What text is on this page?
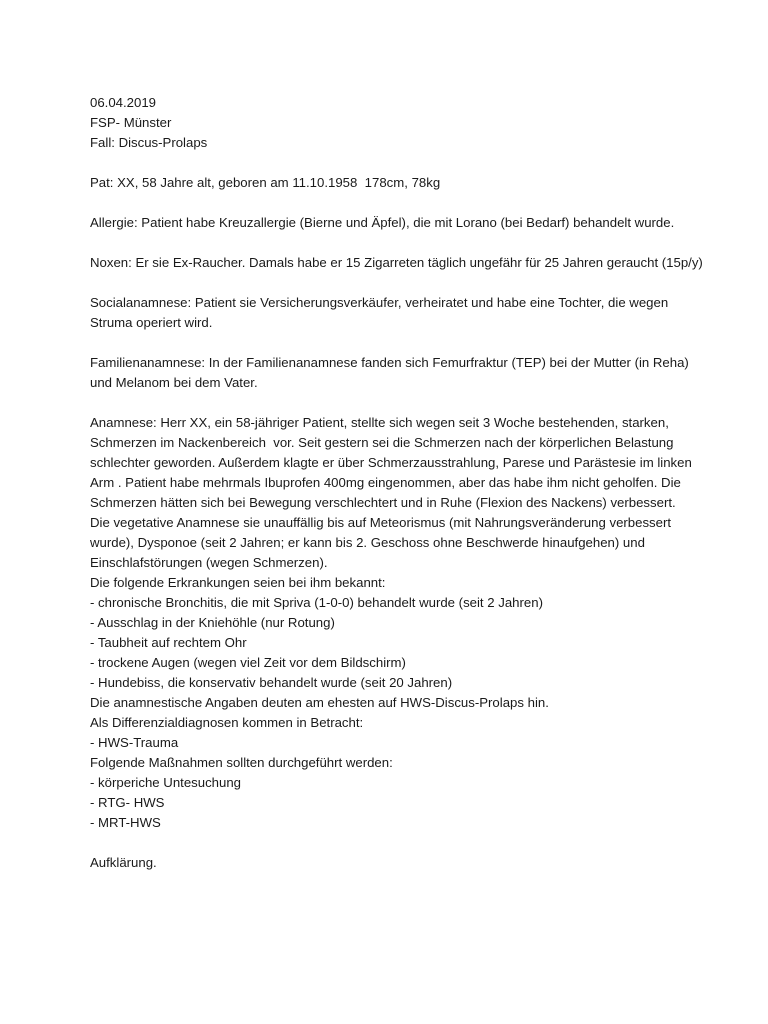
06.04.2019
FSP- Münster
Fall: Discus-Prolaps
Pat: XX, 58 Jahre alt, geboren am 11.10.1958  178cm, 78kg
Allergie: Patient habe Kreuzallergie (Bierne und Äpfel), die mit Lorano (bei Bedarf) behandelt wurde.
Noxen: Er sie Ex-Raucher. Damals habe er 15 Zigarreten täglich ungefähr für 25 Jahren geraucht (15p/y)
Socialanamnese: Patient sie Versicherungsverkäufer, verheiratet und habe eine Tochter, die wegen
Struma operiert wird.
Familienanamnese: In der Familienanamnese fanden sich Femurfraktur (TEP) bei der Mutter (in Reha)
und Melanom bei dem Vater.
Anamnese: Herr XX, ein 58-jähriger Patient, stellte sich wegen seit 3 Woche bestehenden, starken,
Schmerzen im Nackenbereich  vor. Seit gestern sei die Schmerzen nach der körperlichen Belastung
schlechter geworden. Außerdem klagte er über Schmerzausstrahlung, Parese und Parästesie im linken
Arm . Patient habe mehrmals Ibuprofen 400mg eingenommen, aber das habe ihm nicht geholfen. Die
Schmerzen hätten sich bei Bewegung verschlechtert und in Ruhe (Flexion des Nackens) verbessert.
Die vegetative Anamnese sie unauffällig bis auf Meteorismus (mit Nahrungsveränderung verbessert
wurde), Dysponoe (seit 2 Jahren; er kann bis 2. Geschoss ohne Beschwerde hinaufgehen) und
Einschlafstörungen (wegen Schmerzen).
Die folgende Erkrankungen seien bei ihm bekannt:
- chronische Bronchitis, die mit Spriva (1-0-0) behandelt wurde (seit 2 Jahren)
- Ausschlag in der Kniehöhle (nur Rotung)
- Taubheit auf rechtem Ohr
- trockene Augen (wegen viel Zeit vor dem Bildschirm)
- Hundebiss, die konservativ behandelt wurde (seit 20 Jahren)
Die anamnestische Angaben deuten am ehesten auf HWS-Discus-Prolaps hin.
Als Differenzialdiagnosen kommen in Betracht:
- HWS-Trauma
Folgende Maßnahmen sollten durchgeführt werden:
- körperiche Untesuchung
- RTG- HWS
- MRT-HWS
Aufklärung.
########
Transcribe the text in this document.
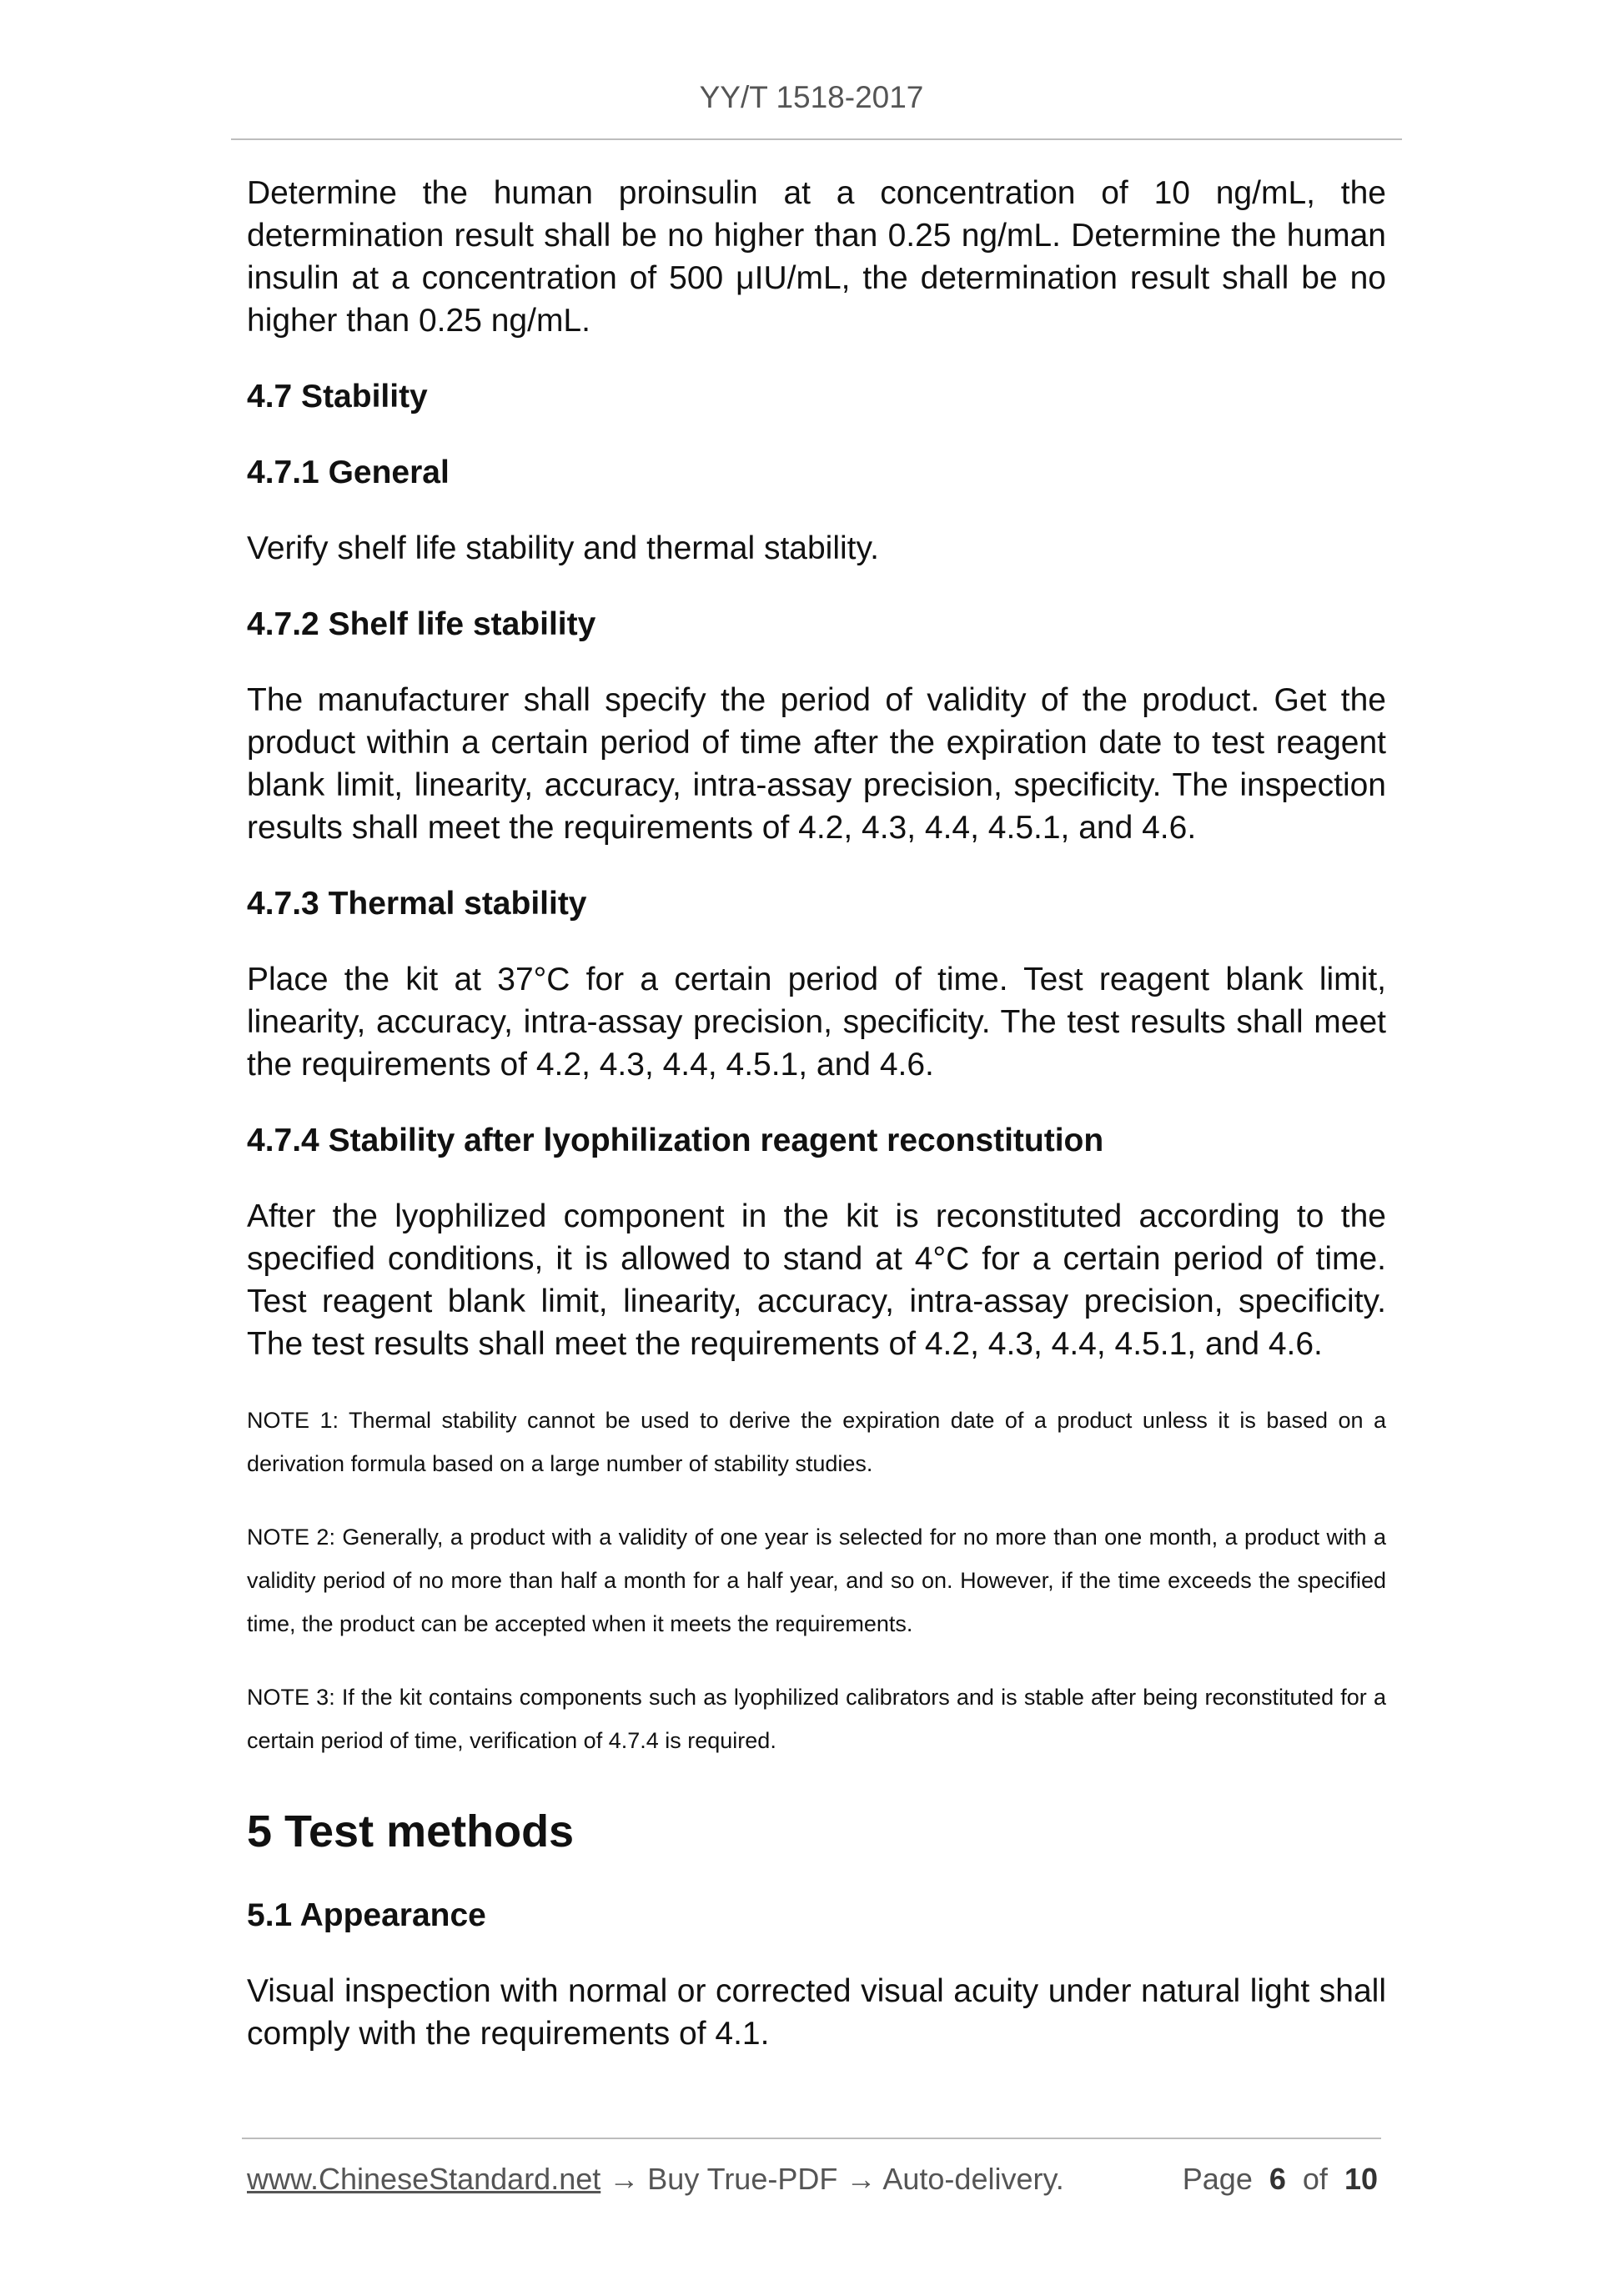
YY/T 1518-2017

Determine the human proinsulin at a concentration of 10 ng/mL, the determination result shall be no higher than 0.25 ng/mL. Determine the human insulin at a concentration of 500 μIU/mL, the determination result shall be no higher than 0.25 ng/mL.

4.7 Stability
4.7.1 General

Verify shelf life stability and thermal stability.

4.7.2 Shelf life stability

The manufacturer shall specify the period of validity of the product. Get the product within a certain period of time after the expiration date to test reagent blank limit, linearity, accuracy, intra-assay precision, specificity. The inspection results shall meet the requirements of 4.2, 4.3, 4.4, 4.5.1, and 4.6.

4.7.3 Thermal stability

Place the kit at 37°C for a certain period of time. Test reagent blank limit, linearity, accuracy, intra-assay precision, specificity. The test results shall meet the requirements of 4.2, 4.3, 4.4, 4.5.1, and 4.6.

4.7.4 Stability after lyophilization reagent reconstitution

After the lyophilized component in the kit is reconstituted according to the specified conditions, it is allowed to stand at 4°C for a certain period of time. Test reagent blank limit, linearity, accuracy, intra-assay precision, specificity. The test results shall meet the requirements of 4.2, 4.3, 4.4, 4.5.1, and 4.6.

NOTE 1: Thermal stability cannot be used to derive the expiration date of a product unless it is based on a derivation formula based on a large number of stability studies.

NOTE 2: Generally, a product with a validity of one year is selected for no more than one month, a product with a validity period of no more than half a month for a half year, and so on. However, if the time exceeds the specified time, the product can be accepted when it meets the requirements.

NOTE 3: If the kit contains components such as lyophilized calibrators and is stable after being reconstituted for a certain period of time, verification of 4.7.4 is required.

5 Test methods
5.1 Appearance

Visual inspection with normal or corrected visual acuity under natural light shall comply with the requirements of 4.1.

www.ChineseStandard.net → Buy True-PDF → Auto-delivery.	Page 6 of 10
########
Find the string "intra" in the entries above and return each line that holds it.

The manufacturer shall specify the period of validity of the product. Get the product within a certain period of time after the expiration date to test reagent blank limit, linearity, accuracy, intra-assay precision, specificity. The inspection results shall meet the requirements of 4.2, 4.3, 4.4, 4.5.1, and 4.6.
Place the kit at 37°C for a certain period of time. Test reagent blank limit, linearity, accuracy, intra-assay precision, specificity. The test results shall meet the requirements of 4.2, 4.3, 4.4, 4.5.1, and 4.6.
After the lyophilized component in the kit is reconstituted according to the specified conditions, it is allowed to stand at 4°C for a certain period of time. Test reagent blank limit, linearity, accuracy, intra-assay precision, specificity. The test results shall meet the requirements of 4.2, 4.3, 4.4, 4.5.1, and 4.6.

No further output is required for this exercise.